■ Task brief ■
Note each line where "Expressions" appears, and copy it.

■ Data for processing ■

________

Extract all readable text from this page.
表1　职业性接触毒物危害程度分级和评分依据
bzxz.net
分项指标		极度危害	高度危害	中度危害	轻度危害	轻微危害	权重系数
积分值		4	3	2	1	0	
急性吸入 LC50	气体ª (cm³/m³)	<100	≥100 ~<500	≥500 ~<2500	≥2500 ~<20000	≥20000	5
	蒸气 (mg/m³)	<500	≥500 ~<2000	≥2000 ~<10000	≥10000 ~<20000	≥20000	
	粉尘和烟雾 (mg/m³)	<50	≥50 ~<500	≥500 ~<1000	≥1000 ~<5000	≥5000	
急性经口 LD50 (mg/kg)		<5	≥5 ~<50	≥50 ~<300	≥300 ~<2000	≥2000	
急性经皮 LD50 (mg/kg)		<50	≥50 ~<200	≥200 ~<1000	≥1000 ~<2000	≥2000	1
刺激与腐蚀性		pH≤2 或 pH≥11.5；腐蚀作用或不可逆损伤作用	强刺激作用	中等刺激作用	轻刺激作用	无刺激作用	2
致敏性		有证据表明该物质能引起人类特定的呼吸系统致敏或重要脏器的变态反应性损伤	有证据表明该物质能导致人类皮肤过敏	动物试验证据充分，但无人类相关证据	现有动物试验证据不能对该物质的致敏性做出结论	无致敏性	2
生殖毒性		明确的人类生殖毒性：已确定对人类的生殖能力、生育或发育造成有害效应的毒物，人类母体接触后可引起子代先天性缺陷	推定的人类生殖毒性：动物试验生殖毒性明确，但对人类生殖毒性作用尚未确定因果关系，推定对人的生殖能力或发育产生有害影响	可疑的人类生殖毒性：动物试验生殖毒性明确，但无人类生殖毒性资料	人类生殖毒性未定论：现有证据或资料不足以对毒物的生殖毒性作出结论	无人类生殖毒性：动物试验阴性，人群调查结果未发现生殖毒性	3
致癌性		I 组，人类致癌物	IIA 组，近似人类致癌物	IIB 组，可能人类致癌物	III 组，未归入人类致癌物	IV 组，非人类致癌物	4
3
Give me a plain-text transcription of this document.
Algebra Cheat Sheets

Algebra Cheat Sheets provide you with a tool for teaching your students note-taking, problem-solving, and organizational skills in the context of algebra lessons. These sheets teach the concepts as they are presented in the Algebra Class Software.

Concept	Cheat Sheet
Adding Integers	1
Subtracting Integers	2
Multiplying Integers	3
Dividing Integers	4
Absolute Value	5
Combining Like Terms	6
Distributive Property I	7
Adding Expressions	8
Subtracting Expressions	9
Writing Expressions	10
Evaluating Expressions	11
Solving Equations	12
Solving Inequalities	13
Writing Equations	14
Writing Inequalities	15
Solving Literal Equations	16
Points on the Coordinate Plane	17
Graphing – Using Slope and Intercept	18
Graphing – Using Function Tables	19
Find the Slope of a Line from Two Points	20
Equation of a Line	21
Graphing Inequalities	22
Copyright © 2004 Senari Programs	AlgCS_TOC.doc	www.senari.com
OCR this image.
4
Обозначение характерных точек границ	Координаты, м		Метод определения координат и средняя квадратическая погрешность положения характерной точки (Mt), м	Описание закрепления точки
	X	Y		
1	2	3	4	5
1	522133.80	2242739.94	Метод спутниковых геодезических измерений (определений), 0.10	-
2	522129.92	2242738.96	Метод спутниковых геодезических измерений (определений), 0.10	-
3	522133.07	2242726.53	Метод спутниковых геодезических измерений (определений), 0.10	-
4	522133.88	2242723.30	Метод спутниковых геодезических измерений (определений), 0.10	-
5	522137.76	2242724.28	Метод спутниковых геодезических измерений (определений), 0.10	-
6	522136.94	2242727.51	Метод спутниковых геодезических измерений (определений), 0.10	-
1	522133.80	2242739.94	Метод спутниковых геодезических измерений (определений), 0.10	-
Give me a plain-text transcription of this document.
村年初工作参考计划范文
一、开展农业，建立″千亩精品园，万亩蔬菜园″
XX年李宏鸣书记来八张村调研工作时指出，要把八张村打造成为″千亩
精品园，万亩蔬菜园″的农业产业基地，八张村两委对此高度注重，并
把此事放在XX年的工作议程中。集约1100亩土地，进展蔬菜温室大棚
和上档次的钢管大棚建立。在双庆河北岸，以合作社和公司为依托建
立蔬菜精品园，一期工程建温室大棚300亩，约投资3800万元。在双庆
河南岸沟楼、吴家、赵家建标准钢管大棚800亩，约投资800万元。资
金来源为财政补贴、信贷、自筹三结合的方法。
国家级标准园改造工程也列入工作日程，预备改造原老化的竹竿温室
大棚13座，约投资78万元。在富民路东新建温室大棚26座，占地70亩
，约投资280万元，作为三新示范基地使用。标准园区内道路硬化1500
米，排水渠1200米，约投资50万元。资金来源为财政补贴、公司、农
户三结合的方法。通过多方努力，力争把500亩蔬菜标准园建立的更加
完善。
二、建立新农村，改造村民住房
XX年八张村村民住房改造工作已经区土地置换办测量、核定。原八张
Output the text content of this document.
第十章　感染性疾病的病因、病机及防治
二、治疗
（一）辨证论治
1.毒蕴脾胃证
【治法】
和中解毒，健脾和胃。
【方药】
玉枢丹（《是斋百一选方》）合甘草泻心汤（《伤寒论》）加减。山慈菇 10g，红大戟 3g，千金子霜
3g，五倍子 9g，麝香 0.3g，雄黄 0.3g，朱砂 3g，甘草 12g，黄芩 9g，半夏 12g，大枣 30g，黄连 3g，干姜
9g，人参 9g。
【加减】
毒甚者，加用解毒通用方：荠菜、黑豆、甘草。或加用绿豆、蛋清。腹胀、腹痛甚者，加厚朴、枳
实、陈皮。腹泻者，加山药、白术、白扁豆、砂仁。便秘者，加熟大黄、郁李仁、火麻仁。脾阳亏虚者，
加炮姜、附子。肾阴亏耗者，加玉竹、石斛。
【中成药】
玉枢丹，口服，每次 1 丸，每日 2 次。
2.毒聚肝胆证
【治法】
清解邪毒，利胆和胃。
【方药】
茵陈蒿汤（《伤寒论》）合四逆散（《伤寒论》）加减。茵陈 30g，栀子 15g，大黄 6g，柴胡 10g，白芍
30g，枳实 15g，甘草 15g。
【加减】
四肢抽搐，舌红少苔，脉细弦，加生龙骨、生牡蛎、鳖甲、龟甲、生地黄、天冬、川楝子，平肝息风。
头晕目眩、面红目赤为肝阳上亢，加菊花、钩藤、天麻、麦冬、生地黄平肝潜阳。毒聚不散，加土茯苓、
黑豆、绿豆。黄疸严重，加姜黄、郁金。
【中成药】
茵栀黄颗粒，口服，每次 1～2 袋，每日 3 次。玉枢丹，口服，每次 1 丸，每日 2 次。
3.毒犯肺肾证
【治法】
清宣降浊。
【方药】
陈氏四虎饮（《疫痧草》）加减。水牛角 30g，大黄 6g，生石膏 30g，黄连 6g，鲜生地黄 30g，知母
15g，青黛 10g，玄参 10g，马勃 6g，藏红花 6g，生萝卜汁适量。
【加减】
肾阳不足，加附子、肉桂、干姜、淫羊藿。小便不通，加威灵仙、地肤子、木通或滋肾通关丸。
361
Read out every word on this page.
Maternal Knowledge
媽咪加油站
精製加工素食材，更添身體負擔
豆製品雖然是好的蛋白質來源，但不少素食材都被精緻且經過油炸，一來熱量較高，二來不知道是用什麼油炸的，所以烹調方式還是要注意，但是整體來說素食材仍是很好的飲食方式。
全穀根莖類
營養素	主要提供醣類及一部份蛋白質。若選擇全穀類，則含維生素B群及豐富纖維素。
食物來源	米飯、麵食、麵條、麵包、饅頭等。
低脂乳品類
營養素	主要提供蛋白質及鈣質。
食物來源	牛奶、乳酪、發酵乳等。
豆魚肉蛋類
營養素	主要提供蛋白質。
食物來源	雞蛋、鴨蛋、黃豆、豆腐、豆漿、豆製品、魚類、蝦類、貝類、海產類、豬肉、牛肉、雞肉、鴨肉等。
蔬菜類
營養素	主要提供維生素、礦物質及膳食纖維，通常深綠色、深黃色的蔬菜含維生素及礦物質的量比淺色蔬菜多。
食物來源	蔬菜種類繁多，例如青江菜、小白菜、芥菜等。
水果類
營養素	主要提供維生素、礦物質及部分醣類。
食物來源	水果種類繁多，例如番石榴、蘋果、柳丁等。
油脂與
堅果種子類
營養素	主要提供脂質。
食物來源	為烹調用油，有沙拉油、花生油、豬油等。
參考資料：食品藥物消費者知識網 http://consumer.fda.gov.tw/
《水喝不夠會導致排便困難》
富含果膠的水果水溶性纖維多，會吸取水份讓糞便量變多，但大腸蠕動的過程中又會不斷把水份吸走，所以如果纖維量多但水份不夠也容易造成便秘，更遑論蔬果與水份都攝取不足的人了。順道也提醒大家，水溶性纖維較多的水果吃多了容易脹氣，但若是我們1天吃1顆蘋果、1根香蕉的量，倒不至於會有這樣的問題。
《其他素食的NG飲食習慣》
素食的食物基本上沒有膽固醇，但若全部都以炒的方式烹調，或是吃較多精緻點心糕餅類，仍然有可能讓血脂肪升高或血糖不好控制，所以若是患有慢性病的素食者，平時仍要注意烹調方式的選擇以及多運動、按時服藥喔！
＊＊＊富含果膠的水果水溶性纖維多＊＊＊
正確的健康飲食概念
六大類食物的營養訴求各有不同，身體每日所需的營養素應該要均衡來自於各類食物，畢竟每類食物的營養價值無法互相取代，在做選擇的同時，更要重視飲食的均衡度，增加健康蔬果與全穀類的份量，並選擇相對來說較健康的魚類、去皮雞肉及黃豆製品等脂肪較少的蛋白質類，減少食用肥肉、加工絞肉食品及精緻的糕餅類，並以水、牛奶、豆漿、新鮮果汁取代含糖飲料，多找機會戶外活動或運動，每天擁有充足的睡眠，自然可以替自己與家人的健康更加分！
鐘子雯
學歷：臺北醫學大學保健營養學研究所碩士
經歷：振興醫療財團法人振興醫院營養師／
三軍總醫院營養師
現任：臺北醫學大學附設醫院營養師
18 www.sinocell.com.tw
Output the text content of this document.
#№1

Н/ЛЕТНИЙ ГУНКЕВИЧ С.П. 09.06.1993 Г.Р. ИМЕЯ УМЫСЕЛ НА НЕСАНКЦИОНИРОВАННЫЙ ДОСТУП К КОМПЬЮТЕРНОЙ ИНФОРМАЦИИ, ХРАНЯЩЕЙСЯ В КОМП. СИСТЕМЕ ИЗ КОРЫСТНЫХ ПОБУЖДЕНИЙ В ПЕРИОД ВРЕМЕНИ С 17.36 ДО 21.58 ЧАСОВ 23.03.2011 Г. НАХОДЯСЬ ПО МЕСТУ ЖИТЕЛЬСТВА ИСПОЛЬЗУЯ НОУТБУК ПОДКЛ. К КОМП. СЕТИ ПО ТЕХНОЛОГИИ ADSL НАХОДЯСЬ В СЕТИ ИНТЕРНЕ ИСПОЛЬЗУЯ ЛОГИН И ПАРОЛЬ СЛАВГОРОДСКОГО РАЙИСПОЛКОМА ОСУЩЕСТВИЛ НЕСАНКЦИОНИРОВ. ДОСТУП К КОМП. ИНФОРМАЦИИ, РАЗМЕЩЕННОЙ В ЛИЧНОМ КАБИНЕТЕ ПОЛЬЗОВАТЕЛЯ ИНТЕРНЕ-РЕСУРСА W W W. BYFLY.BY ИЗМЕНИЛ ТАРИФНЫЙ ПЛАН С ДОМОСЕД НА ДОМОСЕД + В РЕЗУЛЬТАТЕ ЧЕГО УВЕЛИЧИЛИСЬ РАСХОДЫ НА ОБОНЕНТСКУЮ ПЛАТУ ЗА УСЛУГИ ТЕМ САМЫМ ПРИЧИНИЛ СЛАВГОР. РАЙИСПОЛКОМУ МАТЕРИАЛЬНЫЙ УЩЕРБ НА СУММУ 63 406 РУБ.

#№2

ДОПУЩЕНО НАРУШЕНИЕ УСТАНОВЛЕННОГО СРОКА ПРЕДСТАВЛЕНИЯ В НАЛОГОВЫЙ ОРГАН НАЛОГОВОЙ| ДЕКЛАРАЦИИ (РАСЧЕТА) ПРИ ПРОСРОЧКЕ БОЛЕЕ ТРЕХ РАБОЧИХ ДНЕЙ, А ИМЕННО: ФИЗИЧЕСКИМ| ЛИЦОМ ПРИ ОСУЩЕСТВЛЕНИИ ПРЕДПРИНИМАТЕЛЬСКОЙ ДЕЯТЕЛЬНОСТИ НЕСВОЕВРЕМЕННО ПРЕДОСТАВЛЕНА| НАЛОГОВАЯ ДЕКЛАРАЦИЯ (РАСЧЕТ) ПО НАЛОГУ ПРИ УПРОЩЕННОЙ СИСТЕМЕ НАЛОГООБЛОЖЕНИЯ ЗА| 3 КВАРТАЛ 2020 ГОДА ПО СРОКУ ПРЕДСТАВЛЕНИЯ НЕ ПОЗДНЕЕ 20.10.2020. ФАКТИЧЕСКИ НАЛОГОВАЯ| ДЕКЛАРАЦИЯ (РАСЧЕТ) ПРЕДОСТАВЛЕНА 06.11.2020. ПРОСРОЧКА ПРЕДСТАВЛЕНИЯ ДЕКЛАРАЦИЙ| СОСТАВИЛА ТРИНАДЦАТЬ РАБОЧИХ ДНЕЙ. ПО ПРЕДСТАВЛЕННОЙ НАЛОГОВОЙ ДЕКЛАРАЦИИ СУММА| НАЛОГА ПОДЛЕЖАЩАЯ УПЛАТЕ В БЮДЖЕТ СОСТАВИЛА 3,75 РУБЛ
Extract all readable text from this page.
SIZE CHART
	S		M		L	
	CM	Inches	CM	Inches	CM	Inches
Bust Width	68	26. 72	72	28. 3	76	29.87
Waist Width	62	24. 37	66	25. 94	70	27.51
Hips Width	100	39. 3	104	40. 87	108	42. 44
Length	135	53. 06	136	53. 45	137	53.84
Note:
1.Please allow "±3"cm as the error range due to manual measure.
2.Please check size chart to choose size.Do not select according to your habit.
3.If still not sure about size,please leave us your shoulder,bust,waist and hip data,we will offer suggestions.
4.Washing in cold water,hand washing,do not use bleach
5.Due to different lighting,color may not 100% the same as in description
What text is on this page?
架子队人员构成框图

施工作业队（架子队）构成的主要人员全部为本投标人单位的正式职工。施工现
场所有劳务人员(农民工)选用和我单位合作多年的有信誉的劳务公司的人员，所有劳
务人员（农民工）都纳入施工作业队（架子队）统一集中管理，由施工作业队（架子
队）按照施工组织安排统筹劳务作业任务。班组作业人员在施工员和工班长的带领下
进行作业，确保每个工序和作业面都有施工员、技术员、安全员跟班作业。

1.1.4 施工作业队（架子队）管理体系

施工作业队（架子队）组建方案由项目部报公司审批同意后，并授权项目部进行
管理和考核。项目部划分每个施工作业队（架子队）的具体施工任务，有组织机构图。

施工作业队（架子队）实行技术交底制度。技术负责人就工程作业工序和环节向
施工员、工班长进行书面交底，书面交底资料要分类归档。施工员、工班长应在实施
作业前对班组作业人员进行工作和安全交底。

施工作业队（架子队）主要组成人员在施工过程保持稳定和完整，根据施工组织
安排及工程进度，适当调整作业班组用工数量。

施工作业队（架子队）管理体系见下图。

________

■ Exercise result ■
Adding Expressions	8
Subtracting Expressions	9
Writing Expressions	10
Evaluating Expressions	11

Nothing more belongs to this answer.